### PROBLEM REQUIREMENTS
In the records below, find each line with "Review" and copy it.

### INPUT RECORDS

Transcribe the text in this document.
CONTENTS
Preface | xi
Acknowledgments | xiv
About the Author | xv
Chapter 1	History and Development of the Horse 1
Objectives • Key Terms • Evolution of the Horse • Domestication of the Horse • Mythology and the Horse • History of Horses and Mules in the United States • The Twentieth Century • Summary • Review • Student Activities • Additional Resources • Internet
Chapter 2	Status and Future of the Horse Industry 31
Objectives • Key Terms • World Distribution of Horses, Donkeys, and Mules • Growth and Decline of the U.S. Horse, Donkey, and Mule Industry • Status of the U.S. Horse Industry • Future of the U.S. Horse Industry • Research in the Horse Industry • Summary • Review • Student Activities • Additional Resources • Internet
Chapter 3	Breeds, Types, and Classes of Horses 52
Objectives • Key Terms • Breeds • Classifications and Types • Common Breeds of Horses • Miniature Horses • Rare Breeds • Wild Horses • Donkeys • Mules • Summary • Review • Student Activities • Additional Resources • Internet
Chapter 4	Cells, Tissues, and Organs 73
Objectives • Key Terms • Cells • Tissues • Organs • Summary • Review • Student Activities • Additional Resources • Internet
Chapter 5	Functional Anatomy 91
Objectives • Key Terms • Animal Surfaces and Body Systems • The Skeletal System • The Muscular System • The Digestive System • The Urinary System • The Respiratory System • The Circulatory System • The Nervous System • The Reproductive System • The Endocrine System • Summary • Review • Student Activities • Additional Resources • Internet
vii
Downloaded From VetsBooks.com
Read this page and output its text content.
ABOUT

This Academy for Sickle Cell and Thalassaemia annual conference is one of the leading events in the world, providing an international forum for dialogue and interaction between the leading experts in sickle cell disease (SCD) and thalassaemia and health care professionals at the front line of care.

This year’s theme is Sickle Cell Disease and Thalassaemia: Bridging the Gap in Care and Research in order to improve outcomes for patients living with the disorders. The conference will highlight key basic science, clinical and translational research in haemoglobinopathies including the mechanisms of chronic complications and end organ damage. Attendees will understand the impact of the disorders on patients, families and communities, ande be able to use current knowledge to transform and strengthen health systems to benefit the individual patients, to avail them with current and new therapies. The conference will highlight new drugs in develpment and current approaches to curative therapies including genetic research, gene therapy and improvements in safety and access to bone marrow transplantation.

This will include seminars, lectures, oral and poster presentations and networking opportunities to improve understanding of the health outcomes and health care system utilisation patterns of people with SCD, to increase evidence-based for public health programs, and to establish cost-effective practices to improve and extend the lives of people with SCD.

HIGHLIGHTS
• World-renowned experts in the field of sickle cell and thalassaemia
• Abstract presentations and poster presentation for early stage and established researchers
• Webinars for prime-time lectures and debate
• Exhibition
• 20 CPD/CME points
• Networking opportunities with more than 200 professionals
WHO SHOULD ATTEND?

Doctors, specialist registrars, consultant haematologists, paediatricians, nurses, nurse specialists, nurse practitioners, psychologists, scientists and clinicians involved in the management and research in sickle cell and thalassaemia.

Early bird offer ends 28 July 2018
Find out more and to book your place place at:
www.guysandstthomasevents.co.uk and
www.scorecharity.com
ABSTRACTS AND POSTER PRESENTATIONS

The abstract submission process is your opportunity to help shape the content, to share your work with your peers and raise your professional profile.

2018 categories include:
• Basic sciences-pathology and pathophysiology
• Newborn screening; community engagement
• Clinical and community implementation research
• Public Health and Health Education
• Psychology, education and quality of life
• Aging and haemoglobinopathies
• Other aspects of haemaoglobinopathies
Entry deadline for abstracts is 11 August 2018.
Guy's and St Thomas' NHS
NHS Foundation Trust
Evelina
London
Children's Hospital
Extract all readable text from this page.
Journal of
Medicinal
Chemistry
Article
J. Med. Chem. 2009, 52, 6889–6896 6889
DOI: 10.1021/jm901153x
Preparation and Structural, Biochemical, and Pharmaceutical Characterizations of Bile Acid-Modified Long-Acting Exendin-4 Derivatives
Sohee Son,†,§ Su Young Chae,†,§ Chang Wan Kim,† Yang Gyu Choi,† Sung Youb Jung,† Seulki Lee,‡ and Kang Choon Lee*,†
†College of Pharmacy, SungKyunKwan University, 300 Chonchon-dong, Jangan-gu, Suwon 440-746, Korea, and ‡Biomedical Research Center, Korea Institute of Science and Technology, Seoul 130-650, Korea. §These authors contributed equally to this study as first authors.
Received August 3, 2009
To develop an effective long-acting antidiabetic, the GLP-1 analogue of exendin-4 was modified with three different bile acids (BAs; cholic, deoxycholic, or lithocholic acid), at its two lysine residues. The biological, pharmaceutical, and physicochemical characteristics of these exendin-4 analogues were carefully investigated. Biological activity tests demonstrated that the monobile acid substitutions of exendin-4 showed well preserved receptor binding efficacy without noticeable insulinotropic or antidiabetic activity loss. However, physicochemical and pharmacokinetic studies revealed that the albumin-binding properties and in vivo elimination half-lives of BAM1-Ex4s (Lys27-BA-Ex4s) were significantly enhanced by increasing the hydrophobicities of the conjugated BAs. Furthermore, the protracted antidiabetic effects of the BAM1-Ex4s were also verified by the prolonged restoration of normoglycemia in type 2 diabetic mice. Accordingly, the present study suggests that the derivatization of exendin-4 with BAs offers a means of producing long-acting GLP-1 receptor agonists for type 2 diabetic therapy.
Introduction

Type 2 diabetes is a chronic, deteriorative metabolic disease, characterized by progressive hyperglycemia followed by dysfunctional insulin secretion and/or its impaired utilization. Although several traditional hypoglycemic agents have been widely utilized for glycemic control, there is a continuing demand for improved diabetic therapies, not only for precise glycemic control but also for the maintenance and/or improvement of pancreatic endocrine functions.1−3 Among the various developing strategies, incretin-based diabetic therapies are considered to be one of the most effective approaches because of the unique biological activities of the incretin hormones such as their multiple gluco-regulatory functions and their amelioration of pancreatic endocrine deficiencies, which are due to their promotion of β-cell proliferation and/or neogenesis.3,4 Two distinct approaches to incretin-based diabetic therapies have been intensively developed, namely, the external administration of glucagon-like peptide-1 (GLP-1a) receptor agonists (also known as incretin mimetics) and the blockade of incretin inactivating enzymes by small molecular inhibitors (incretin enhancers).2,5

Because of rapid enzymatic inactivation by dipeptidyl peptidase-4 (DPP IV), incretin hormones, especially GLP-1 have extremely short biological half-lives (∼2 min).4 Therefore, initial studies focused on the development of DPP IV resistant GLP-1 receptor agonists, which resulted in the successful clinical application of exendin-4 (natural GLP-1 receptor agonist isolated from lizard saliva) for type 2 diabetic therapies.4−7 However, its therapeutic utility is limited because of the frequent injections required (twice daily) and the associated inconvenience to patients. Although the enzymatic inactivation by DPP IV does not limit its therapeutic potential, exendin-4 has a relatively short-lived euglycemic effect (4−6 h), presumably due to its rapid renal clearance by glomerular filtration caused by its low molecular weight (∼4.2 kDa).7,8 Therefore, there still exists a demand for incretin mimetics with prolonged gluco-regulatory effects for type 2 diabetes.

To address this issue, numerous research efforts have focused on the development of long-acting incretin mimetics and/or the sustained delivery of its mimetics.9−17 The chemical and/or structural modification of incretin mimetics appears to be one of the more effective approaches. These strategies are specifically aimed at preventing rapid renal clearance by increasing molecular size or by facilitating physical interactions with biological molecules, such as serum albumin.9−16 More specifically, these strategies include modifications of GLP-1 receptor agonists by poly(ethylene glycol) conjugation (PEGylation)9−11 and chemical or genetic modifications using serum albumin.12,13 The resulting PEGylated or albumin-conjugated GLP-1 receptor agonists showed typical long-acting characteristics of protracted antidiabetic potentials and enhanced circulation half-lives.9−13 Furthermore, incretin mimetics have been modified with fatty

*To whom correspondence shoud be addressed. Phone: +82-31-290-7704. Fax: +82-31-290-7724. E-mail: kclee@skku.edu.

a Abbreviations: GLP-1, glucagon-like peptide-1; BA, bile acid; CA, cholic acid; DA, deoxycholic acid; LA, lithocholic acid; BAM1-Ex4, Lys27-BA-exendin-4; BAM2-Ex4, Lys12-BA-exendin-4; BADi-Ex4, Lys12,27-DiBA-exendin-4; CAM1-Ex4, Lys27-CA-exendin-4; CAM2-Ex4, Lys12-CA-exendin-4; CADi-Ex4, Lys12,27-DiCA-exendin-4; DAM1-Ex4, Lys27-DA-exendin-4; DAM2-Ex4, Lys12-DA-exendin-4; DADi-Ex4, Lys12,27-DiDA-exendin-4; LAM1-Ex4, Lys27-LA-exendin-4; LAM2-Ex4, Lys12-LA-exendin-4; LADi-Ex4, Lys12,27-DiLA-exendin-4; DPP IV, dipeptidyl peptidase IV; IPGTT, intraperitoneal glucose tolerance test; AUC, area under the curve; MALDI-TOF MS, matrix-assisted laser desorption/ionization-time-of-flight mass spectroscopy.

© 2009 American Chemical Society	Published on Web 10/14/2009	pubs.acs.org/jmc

### WORKED SOLUTION
Objectives • Key Terms • Evolution of the Horse • Domestication of the Horse • Mythology and the Horse • History of Horses and Mules in the United States • The Twentieth Century • Summary • Review • Student Activities • Additional Resources • Internet
Objectives • Key Terms • World Distribution of Horses, Donkeys, and Mules • Growth and Decline of the U.S. Horse, Donkey, and Mule Industry • Status of the U.S. Horse Industry • Future of the U.S. Horse Industry • Research in the Horse Industry • Summary • Review • Student Activities • Additional Resources • Internet
Objectives • Key Terms • Breeds • Classifications and Types • Common Breeds of Horses • Miniature Horses • Rare Breeds • Wild Horses • Donkeys • Mules • Summary • Review • Student Activities • Additional Resources • Internet
Objectives • Key Terms • Cells • Tissues • Organs • Summary • Review • Student Activities • Additional Resources • Internet
Objectives • Key Terms • Animal Surfaces and Body Systems • The Skeletal System • The Muscular System • The Digestive System • The Urinary System • The Respiratory System • The Circulatory System • The Nervous System • The Reproductive System • The Endocrine System • Summary • Review • Student Activities • Additional Resources • Internet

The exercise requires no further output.